● **Material provided**:
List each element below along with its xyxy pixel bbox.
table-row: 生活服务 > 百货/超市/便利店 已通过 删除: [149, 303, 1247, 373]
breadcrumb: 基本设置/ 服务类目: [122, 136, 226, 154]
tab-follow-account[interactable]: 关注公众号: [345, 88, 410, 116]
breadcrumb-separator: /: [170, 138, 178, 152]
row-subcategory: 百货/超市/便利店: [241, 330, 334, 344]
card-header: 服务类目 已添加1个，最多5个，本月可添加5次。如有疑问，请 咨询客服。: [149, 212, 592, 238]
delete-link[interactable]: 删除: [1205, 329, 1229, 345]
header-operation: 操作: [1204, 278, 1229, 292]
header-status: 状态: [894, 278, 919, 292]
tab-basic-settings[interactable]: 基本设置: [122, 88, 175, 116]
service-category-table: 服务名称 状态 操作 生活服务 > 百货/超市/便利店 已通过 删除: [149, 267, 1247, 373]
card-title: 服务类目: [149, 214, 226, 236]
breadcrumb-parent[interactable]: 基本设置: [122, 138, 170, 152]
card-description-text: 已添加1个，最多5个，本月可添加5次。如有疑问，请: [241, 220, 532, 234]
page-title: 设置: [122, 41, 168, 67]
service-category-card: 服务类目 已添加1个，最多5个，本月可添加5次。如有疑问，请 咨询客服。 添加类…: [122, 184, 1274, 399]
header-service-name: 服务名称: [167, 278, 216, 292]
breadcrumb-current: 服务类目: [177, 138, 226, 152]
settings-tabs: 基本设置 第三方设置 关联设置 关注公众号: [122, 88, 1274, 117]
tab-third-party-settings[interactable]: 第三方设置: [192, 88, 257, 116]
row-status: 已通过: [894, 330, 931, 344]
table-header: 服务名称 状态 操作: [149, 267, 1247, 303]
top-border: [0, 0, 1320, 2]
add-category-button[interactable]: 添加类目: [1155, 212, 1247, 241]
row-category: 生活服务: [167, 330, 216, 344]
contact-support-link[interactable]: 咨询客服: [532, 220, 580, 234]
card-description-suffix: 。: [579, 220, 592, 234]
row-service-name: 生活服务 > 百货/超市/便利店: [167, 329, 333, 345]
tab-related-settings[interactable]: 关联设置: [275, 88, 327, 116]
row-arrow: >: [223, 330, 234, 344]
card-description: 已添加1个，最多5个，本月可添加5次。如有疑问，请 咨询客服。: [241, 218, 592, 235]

● **Work instructions**:
Starting at the first line of the material and ending at the line that contains "header-status: 状态: [894, 278, 919, 292]", rewrite those lines, swapping "delete-link" for "remove-link" and leaving everything else unchanged.

● **The completed task**:
List each element below along with its xyxy pixel bbox.
table-row: 生活服务 > 百货/超市/便利店 已通过 删除: [149, 303, 1247, 373]
breadcrumb: 基本设置/ 服务类目: [122, 136, 226, 154]
tab-follow-account[interactable]: 关注公众号: [345, 88, 410, 116]
breadcrumb-separator: /: [170, 138, 178, 152]
row-subcategory: 百货/超市/便利店: [241, 330, 334, 344]
card-header: 服务类目 已添加1个，最多5个，本月可添加5次。如有疑问，请 咨询客服。: [149, 212, 592, 238]
remove-link[interactable]: 删除: [1205, 329, 1229, 345]
header-operation: 操作: [1204, 278, 1229, 292]
header-status: 状态: [894, 278, 919, 292]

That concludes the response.